» TASK INSTRUCTIONS: In the listing below, locate the lines bearing the word "Entertainment". Copy every one of them.

» RECORD LIST:

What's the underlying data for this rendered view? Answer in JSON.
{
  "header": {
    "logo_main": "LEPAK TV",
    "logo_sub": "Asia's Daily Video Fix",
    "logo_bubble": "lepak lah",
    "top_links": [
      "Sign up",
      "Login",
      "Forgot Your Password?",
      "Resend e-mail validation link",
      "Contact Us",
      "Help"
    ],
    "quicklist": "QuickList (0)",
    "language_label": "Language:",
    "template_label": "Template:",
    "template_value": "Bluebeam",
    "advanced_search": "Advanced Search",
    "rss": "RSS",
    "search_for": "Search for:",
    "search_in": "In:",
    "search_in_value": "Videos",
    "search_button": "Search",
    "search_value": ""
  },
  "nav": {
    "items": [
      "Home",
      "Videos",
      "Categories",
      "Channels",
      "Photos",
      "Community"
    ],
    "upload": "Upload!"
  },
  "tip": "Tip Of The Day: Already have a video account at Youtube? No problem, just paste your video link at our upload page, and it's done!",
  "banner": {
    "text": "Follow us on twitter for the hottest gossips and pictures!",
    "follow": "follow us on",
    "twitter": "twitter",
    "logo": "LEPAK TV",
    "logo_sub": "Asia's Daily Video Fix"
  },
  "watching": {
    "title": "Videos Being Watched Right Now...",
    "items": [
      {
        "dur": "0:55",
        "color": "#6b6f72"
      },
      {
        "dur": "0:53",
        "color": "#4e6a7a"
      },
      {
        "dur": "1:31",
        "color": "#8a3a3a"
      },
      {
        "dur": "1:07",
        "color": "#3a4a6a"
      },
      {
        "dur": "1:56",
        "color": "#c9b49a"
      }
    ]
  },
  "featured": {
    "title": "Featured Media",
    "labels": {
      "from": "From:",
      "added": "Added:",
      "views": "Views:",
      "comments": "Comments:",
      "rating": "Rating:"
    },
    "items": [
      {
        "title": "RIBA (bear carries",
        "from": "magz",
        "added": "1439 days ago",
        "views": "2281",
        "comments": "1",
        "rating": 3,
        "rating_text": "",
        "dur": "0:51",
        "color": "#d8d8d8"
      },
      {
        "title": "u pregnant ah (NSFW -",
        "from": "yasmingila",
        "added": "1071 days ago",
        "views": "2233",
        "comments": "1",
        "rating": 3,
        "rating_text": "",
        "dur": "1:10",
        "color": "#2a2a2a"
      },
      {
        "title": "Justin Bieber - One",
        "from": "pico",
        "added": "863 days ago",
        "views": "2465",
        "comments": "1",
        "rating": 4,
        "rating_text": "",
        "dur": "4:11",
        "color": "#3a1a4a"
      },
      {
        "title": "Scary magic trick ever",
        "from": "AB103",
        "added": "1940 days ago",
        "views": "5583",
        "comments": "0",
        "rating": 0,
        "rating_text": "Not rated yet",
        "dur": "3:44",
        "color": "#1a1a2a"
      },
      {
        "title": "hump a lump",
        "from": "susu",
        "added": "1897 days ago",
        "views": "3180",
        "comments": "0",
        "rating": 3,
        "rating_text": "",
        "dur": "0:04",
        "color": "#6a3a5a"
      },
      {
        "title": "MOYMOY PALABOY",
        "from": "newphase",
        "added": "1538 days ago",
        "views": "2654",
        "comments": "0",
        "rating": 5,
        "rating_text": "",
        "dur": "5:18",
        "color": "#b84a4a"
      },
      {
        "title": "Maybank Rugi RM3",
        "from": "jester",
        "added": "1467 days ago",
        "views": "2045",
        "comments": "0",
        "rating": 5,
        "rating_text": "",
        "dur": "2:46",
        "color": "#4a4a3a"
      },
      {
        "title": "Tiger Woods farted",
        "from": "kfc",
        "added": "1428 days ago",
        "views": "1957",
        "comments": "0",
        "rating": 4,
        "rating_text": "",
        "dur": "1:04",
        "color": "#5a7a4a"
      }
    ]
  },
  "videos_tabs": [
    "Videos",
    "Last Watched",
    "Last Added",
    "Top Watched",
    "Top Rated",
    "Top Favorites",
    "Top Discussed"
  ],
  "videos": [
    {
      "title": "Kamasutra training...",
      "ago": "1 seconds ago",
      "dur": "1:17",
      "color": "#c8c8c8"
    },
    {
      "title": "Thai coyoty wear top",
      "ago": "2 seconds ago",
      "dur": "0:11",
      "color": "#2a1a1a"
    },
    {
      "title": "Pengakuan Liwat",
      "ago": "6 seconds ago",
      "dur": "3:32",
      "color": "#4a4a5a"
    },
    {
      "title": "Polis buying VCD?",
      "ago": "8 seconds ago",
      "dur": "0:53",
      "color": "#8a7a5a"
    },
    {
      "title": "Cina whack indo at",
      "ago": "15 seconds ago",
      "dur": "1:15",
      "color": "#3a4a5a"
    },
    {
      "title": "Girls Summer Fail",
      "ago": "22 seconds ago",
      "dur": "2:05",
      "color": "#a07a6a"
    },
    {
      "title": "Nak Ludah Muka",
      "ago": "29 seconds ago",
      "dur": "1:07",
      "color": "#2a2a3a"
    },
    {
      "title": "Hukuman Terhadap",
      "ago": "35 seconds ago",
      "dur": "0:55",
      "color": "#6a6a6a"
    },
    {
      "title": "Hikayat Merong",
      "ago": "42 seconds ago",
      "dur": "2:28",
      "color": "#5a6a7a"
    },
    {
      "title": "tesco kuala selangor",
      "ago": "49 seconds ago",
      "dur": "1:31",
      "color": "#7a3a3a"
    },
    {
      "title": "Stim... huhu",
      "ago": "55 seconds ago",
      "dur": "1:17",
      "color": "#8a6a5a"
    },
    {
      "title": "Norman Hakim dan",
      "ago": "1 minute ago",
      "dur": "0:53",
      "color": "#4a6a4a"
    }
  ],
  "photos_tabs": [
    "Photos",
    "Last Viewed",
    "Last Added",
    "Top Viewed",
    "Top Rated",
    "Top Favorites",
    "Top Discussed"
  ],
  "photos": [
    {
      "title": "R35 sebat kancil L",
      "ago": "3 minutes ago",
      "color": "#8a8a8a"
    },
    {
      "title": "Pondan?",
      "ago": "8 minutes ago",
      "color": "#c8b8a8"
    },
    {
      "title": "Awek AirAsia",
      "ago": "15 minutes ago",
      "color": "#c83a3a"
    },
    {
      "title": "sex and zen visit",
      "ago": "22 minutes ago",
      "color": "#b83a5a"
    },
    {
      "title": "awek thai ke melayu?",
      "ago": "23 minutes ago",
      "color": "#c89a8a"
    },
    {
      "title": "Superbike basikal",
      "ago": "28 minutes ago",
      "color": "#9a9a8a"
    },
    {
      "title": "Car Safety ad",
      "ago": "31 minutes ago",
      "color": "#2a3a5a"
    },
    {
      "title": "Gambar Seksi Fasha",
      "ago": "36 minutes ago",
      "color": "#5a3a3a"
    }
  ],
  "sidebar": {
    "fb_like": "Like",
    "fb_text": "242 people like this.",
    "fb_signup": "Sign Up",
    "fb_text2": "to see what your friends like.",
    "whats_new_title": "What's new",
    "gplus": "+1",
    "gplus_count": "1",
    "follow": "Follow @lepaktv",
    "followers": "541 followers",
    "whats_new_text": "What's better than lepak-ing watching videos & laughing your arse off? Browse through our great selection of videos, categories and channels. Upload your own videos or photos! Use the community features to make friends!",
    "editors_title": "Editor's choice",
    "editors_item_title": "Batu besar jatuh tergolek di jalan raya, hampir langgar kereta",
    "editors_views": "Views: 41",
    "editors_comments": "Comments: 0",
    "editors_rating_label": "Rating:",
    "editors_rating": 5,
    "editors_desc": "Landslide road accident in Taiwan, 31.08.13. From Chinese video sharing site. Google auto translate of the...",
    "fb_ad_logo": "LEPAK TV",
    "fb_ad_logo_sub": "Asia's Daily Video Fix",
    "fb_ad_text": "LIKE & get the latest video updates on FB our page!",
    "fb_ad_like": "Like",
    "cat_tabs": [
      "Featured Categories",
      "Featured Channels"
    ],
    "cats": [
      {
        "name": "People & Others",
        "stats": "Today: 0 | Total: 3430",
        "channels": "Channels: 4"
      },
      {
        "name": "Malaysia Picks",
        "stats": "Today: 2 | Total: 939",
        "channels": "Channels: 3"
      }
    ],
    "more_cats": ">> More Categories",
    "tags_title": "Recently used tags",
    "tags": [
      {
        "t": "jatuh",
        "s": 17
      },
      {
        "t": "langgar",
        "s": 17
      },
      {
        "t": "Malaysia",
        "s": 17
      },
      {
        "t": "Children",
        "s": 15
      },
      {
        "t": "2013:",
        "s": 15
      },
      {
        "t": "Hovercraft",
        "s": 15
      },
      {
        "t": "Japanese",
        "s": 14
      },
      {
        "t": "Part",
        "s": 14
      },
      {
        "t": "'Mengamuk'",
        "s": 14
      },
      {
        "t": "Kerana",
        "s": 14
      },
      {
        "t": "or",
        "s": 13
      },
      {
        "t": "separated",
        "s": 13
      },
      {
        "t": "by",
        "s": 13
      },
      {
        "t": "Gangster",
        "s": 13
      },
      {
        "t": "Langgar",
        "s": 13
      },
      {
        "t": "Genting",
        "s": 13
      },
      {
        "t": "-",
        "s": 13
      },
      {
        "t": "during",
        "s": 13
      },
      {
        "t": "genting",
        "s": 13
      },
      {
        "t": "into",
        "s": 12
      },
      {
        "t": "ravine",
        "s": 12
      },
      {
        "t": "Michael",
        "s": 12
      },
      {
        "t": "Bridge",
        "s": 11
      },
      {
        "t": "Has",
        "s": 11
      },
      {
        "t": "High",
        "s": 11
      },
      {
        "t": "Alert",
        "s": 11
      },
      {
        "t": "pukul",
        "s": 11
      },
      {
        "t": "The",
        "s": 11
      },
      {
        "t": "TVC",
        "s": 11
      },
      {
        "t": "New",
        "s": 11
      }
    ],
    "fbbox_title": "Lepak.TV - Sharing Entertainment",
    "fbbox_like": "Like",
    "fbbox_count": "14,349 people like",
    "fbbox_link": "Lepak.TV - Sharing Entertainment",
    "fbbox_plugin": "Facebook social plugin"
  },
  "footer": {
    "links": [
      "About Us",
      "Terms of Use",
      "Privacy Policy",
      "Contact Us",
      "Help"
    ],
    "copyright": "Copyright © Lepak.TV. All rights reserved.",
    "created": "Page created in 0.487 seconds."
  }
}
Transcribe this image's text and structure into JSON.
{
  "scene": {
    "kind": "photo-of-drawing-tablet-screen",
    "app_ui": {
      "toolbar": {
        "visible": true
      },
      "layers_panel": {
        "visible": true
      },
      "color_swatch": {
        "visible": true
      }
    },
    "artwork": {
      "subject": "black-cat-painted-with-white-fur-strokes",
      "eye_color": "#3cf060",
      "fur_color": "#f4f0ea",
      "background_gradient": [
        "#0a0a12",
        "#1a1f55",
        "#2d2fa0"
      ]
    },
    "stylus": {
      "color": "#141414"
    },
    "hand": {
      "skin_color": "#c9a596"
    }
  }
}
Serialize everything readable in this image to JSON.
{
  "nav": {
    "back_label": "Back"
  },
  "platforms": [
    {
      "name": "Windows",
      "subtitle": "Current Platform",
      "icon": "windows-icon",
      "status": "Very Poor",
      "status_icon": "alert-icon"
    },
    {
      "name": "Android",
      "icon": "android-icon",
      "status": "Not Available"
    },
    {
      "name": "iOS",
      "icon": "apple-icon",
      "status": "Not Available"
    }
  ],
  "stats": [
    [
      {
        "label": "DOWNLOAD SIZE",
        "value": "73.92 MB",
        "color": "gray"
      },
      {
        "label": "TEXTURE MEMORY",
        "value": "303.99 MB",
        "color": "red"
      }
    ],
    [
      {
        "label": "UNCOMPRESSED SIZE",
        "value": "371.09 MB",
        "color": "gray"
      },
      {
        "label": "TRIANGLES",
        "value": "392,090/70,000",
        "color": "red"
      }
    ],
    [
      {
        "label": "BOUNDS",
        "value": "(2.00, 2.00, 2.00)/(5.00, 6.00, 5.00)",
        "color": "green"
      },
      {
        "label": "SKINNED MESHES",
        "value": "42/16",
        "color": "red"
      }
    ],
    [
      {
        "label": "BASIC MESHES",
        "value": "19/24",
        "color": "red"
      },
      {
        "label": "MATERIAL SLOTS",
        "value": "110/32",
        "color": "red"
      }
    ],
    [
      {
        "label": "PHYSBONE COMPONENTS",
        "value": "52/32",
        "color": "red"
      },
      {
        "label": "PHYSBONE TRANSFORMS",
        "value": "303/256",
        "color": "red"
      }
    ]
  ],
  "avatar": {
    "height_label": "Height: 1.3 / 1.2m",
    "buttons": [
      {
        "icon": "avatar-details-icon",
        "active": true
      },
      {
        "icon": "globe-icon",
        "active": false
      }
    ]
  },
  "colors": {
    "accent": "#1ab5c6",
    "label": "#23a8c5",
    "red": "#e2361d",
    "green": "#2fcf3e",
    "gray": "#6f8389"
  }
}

» TASK SOLUTION:
    "fbbox_title": "Lepak.TV - Sharing Entertainment",
    "fbbox_link": "Lepak.TV - Sharing Entertainment",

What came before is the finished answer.